== Record extracts ==
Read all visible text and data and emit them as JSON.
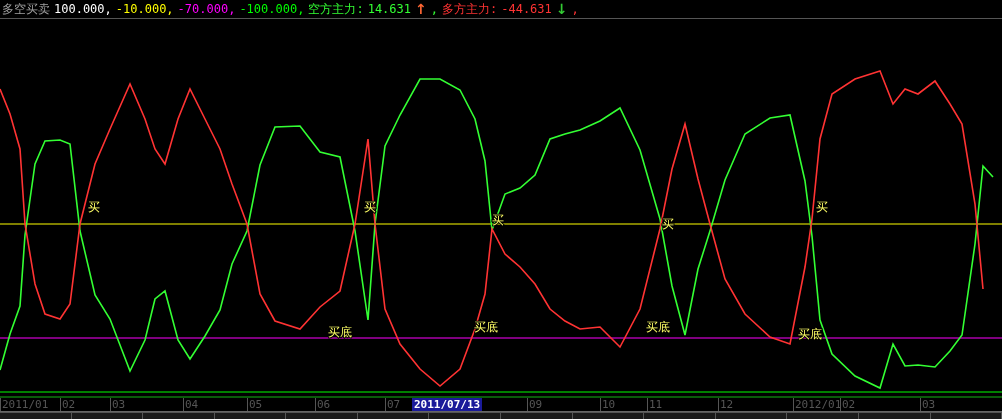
{
  "indicator_title": "多空买卖",
  "levels": [
    {
      "text": "100.000,",
      "color": "#ffffff"
    },
    {
      "text": "-10.000,",
      "color": "#ffff00"
    },
    {
      "text": "-70.000,",
      "color": "#ff00ff"
    },
    {
      "text": "-100.000,",
      "color": "#00ff00"
    }
  ],
  "forces": [
    {
      "name": "空方主力:",
      "value": "14.631",
      "arrow": {
        "glyph": "↑",
        "color": "#ff6633"
      },
      "color": "#33ff33",
      "separator": ","
    },
    {
      "name": "多方主力:",
      "value": "-44.631",
      "arrow": {
        "glyph": "↓",
        "color": "#33cc33"
      },
      "color": "#ff3333",
      "separator": ","
    }
  ],
  "signals": [
    {
      "label": "买"
    },
    {
      "label": "买底"
    },
    {
      "label": "买"
    },
    {
      "label": "买底"
    },
    {
      "label": "买"
    },
    {
      "label": "买底"
    },
    {
      "label": "买"
    },
    {
      "label": "买底"
    },
    {
      "label": "买"
    }
  ],
  "date_axis": [
    {
      "label": "2011/01",
      "kind": "tick"
    },
    {
      "label": "02",
      "kind": "tick"
    },
    {
      "label": "03",
      "kind": "tick"
    },
    {
      "label": "04",
      "kind": "tick"
    },
    {
      "label": "05",
      "kind": "tick"
    },
    {
      "label": "06",
      "kind": "tick"
    },
    {
      "label": "07",
      "kind": "tick"
    },
    {
      "label": "2011/07/13",
      "kind": "cursor"
    },
    {
      "label": "09",
      "kind": "tick"
    },
    {
      "label": "10",
      "kind": "tick"
    },
    {
      "label": "11",
      "kind": "tick"
    },
    {
      "label": "12",
      "kind": "tick"
    },
    {
      "label": "2012/01",
      "kind": "tick"
    },
    {
      "label": "02",
      "kind": "tick"
    },
    {
      "label": "03",
      "kind": "tick"
    }
  ]
}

== Goal of the exercise ==
Of the lines in the material, how many contain the word "color"? Reply with the number and nothing else.

== Finished task ==
8